## Begin EXCERPTED PASSAGE
# Honda es6500 puts out 150v/300v



## flkeysff (Jul 28, 2016)

I have a es6500k1 A-A generator that I have tested the voltage and found that my 120v outlets are putting out 157v and my 240v outlet is putting out 305v. I have checked the rpm of the engine and it is running at 3550 rpms. Also when this generator sits for about two to three hours it will not produce electricity. I plug in a drill and re-energize the field. That method works instantly. I have removed the brushes and they move freely and cleaned the slip rings. Could this all be a problem with the AVR or should I look for something else? Thanks for any assistance.


----------



## flkeysff (Jul 28, 2016)

Found the problem with the generator not producing electricity at start up, the brush wire screws had become loose, tighten them back down after checking the ohms at the brushes which read 65ohms and fired the generator up and instant power. however I still have the problem with the generator producing 163v and 324v ( I brought the no load idle to 3750 as per the manual.). Can this be a 50hz generator and not a 60hz? Or am I still having and issue with the AVR? Please give me some suggestions. Thanks


----------



## flkeysff (Jul 28, 2016)

Tested the voltage at the brushes and it read 121v dc while running, so according to the manual I need to replace the AVR. the manual states is should be around 25v dc. Does that sound correct?


----------



## flkeysff (Jul 28, 2016)

Well since there doesn't seemed to be a whole lot of activity on this site at least in regards to my question, I went ahead and ordered an AVR. I will post if that fixes my problem and maybe it will help someone else.


----------



## flkeysff (Jul 28, 2016)

Ok replaced the AVR and the voltage is now 120.5 and 240.7. So this was my problem. Hope this may help someone else.


----------
## End EXCERPTED PASSAGE
## Begin DATA IN THIS EXERCISE
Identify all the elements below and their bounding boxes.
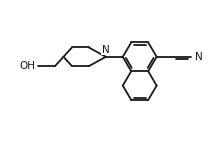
Text: OH: OH	[19, 61, 35, 71]
Text: N: N	[102, 45, 110, 55]
Text: N: N	[195, 52, 203, 62]
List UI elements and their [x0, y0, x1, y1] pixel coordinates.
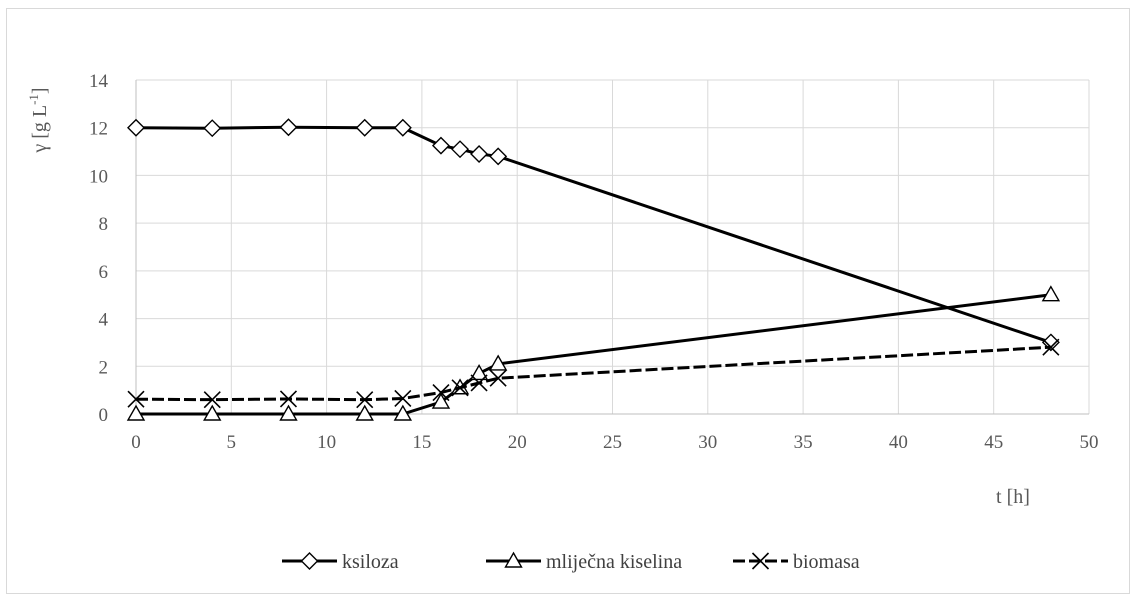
x-marker-stroke — [751, 552, 770, 570]
data-point — [431, 392, 451, 409]
legend-item: ksiloza — [282, 551, 399, 573]
x-marker-stroke — [1042, 338, 1060, 356]
x-marker-stroke — [203, 391, 221, 409]
y-tick-label: 4 — [99, 310, 109, 331]
series-line — [135, 345, 1051, 402]
x-marker-stroke — [451, 379, 469, 397]
data-point — [451, 140, 470, 159]
y-tick-label: 10 — [89, 166, 108, 187]
x-marker-stroke — [489, 369, 507, 387]
x-tick-label: 50 — [1080, 432, 1099, 453]
data-point — [279, 390, 298, 408]
data-point — [203, 391, 221, 409]
x-marker-stroke — [432, 383, 450, 402]
x-tick-label: 25 — [603, 432, 622, 453]
x-tick-label: 0 — [131, 432, 141, 453]
x-marker-stroke — [279, 390, 298, 408]
y-tick-label: 6 — [99, 262, 109, 283]
x-axis-title: t [h] — [996, 486, 1030, 508]
data-point — [393, 118, 412, 137]
x-tick-label: 10 — [317, 432, 336, 453]
data-point — [279, 404, 298, 421]
data-point — [489, 369, 507, 387]
data-point — [127, 118, 145, 137]
y-tick-label: 14 — [89, 71, 109, 92]
data-point — [451, 379, 469, 397]
data-point — [1041, 285, 1061, 302]
data-point — [356, 391, 374, 409]
x-tick-label: 15 — [412, 432, 431, 453]
data-point — [394, 389, 412, 408]
series-2 — [127, 338, 1060, 409]
data-point — [127, 390, 145, 408]
legend-label: biomasa — [793, 551, 860, 573]
data-point — [489, 147, 508, 166]
data-point — [432, 383, 450, 402]
legend-label: ksiloza — [342, 551, 399, 573]
data-point — [126, 404, 146, 421]
series-layer — [126, 118, 1061, 421]
legend-item: biomasa — [733, 551, 860, 573]
series-line — [135, 125, 1052, 344]
x-tick-label: 35 — [794, 432, 813, 453]
tick-labels: 0 5 10 15 20 25 30 35 40 45 50 0 2 4 6 8 10 12 14 — [89, 71, 1099, 453]
legend-marker — [504, 551, 523, 568]
x-tick-label: 20 — [508, 432, 527, 453]
x-marker-stroke — [356, 391, 374, 409]
legend-marker — [751, 552, 770, 570]
data-point — [393, 404, 413, 421]
data-point — [469, 364, 489, 381]
legend-marker — [300, 552, 319, 570]
data-point — [355, 404, 374, 421]
data-point — [470, 144, 489, 163]
y-axis-title: γ [g L-1] — [26, 87, 51, 153]
y-tick-label: 2 — [99, 357, 109, 378]
x-tick-label: 30 — [698, 432, 717, 453]
data-point — [470, 374, 488, 392]
data-point — [203, 404, 222, 421]
legend-label: mliječna kiselina — [546, 551, 682, 573]
data-point — [431, 136, 450, 155]
legend: ksiloza mliječna kiselina biomasa — [282, 551, 860, 573]
x-tick-label: 40 — [889, 432, 908, 453]
data-point — [355, 118, 374, 137]
x-marker-stroke — [470, 374, 488, 392]
y-tick-label: 12 — [89, 119, 108, 140]
series-0 — [127, 118, 1060, 352]
series-line — [136, 293, 1052, 416]
series-1 — [126, 285, 1061, 421]
y-tick-label: 8 — [99, 214, 109, 235]
x-marker-stroke — [127, 390, 145, 408]
data-point — [279, 118, 298, 137]
x-marker-stroke — [394, 389, 412, 408]
gridlines — [136, 79, 1090, 414]
data-point — [203, 119, 222, 138]
x-tick-label: 45 — [984, 432, 1003, 453]
x-tick-label: 5 — [227, 432, 237, 453]
data-point — [1042, 338, 1060, 356]
y-tick-label: 0 — [99, 405, 109, 426]
legend-item: mliječna kiselina — [486, 551, 682, 573]
chart-area — [6, 8, 1130, 594]
data-point — [488, 354, 508, 371]
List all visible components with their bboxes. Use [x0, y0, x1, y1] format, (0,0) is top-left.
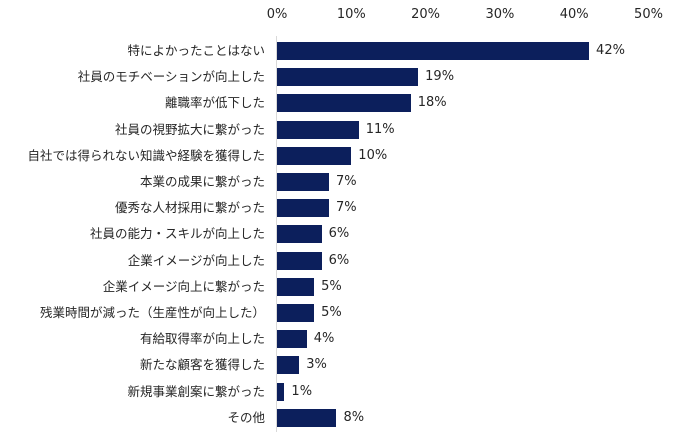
value-label: 6% [328, 226, 350, 242]
bar-row: 新規事業創案に繋がった 1% [0, 382, 678, 401]
value-label: 5% [321, 305, 342, 320]
category-label: 新規事業創案に繋がった [127, 383, 265, 399]
value-label: 7% [336, 174, 357, 189]
bar [277, 330, 307, 349]
bar [277, 120, 359, 139]
bar-row: 特によかったことはない 42% [0, 42, 678, 60]
bar [277, 68, 419, 87]
x-tick-label: 10% [336, 7, 366, 22]
bar-row: 自社では得られない知識や経験を獲得した 10% [0, 146, 678, 165]
bar [277, 382, 285, 401]
bar [277, 94, 411, 113]
bar-row: 有給取得率が向上した 4% [0, 330, 678, 349]
category-label: 社員の能力・スキルが向上した [89, 226, 265, 242]
bar [277, 173, 329, 191]
bar [277, 304, 315, 322]
bar-row: 離職率が低下した 18% [0, 94, 678, 113]
category-label: 特によかったことはない [127, 43, 265, 58]
bar-row: 社員の視野拡大に繋がった 11% [0, 120, 678, 139]
bar-row: 社員のモチベーションが向上した 19% [0, 68, 678, 87]
category-label: 優秀な人材採用に繋がった [114, 200, 265, 216]
bar [277, 42, 590, 60]
category-label: その他 [227, 409, 265, 425]
x-tick-label: 50% [634, 7, 663, 22]
bar [277, 251, 322, 270]
category-label: 企業イメージが向上した [127, 252, 265, 268]
x-tick-label: 40% [559, 7, 589, 22]
value-label: 19% [425, 69, 455, 85]
bar-row: その他 8% [0, 408, 678, 427]
category-label: 新たな顧客を獲得した [139, 357, 265, 373]
value-label: 6% [328, 252, 350, 268]
category-label: 社員の視野拡大に繋がった [114, 121, 265, 137]
category-label: 有給取得率が向上した [139, 331, 265, 347]
bar [277, 146, 352, 165]
bar-row: 残業時間が減った（生産性が向上した） 5% [0, 304, 678, 322]
value-label: 11% [365, 121, 395, 137]
category-label: 自社では得られない知識や経験を獲得した [27, 147, 265, 163]
bar-row: 企業イメージが向上した 6% [0, 251, 678, 270]
bar [277, 277, 315, 296]
x-tick-label: 30% [485, 7, 515, 22]
bar-row: 本業の成果に繋がった 7% [0, 173, 678, 191]
category-label: 離職率が低下した [164, 95, 265, 111]
value-label: 5% [321, 278, 342, 294]
bar [277, 408, 337, 427]
bar-row: 企業イメージ向上に繋がった 5% [0, 277, 678, 296]
x-tick-label: 20% [411, 7, 441, 22]
value-label: 3% [306, 357, 327, 373]
value-label: 1% [291, 383, 313, 399]
bar [277, 225, 322, 244]
bar-row: 新たな顧客を獲得した 3% [0, 356, 678, 375]
bar [277, 356, 300, 375]
value-label: 7% [336, 200, 357, 216]
value-label: 18% [417, 95, 447, 111]
bar-row: 優秀な人材採用に繋がった 7% [0, 199, 678, 218]
category-label: 残業時間が減った（生産性が向上した） [39, 305, 265, 320]
value-label: 42% [596, 43, 625, 58]
bar [277, 199, 329, 218]
x-tick-label: 0% [266, 7, 288, 22]
y-axis-line [276, 36, 277, 432]
category-label: 本業の成果に繋がった [139, 174, 265, 189]
category-label: 企業イメージ向上に繋がった [102, 278, 265, 294]
value-label: 8% [343, 409, 365, 425]
value-label: 10% [358, 147, 388, 163]
category-label: 社員のモチベーションが向上した [77, 69, 265, 85]
bar-row: 社員の能力・スキルが向上した 6% [0, 225, 678, 244]
value-label: 4% [313, 331, 335, 347]
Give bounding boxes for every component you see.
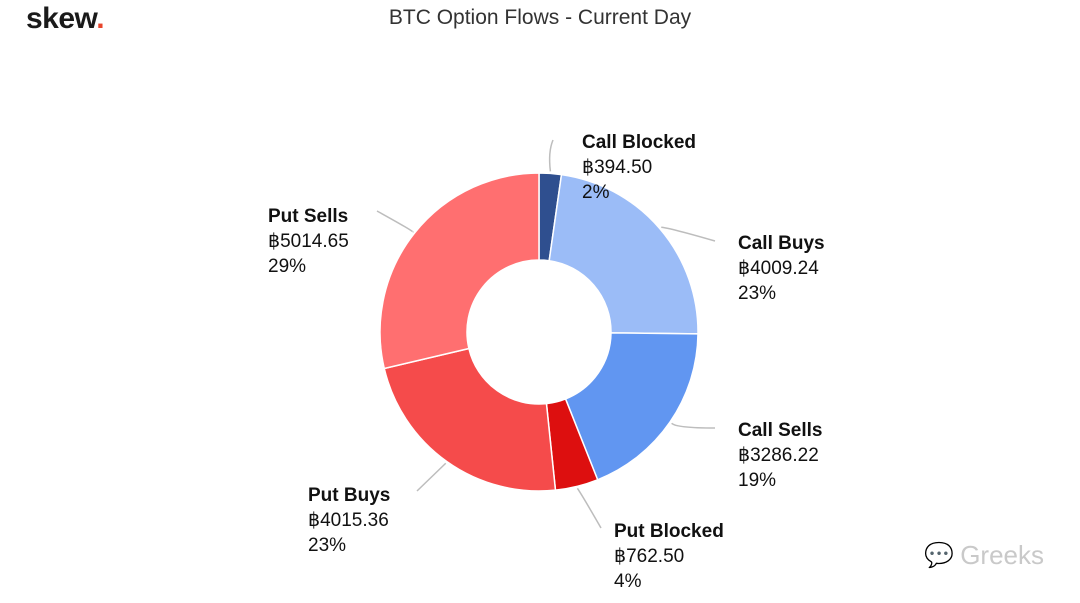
slice-put-buys[interactable] [383, 347, 557, 492]
label-call-buys-value: ฿4009.24 [738, 258, 819, 279]
watermark: 💬 Greeks [924, 540, 1044, 571]
slice-call-sells[interactable] [564, 332, 699, 481]
label-call-sells-value: ฿3286.22 [738, 445, 819, 466]
skew-logo: skew. [26, 2, 105, 36]
label-call-blocked-percent: 2% [582, 182, 610, 203]
label-put-buys-name: Put Buys [308, 485, 390, 506]
label-call-sells: Call Sells ฿3286.22 19% [738, 420, 823, 491]
leader-lines-group [376, 139, 716, 529]
label-put-blocked-value: ฿762.50 [614, 546, 684, 567]
leader-line-call-blocked [548, 139, 554, 172]
leader-line-put-sells [376, 210, 414, 233]
label-call-blocked-value: ฿394.50 [582, 157, 652, 178]
logo-text: skew [26, 2, 97, 35]
label-put-sells-name: Put Sells [268, 206, 348, 227]
label-put-sells: Put Sells ฿5014.65 29% [268, 206, 349, 277]
label-call-blocked: Call Blocked ฿394.50 2% [582, 132, 696, 203]
label-put-buys: Put Buys ฿4015.36 23% [308, 485, 390, 556]
slices-group [379, 172, 699, 492]
label-put-blocked-name: Put Blocked [614, 521, 724, 542]
leader-line-call-buys [661, 226, 716, 242]
slice-call-buys[interactable] [548, 173, 699, 335]
label-put-sells-percent: 29% [268, 256, 306, 277]
logo-dot: . [96, 2, 105, 35]
label-call-sells-name: Call Sells [738, 420, 823, 441]
label-put-sells-value: ฿5014.65 [268, 231, 349, 252]
label-call-buys-name: Call Buys [738, 233, 825, 254]
label-call-blocked-name: Call Blocked [582, 132, 696, 153]
label-call-buys: Call Buys ฿4009.24 23% [738, 233, 825, 304]
label-put-buys-percent: 23% [308, 535, 346, 556]
label-call-sells-percent: 19% [738, 470, 776, 491]
label-put-blocked-percent: 4% [614, 571, 642, 592]
wechat-icon: 💬 [924, 542, 955, 569]
leader-line-put-buys [416, 462, 447, 492]
label-put-buys-value: ฿4015.36 [308, 510, 389, 531]
chart-title: BTC Option Flows - Current Day [388, 6, 692, 29]
label-put-blocked: Put Blocked ฿762.50 4% [614, 521, 724, 592]
slice-put-sells[interactable] [379, 172, 540, 370]
leader-line-call-sells [671, 422, 716, 429]
leader-line-put-blocked [576, 487, 602, 529]
watermark-text: Greeks [960, 540, 1044, 570]
labels-group: Call Blocked ฿394.50 2% Call Buys ฿4009.24 23… [268, 132, 825, 592]
label-call-buys-percent: 23% [738, 283, 776, 304]
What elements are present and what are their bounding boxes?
## End DATA IN THIS EXERCISE
- [TASK 1]: From the generator forum thread, set down the passage starting with "I have a es6500k1" and going on through "for any assistance.", word for word.
- [TASK 2]: Extract the lines of the listing starting with its first line and going on through the line containing "List UI elements", both included. Reproduce them verbatim, but omit the pictures.

- [CORRECT RESPONSE 1]:
I have a es6500k1 A-A generator that I have tested the voltage and found that my 120v outlets are putting out 157v and my 240v outlet is putting out 305v. I have checked the rpm of the engine and it is running at 3550 rpms. Also when this generator sits for about two to three hours it will not produce electricity. I plug in a drill and re-energize the field. That method works instantly. I have removed the brushes and they move freely and cleaned the slip rings. Could this all be a problem with the AVR or should I look for something else? Thanks for any assistance.

- [CORRECT RESPONSE 2]:
Identify all the elements below and their bounding boxes.
Text: OH: OH	[19, 61, 35, 71]
Text: N: N	[102, 45, 110, 55]
Text: N: N	[195, 52, 203, 62]
List UI elements and their [x0, y0, x1, y1] pixel coordinates.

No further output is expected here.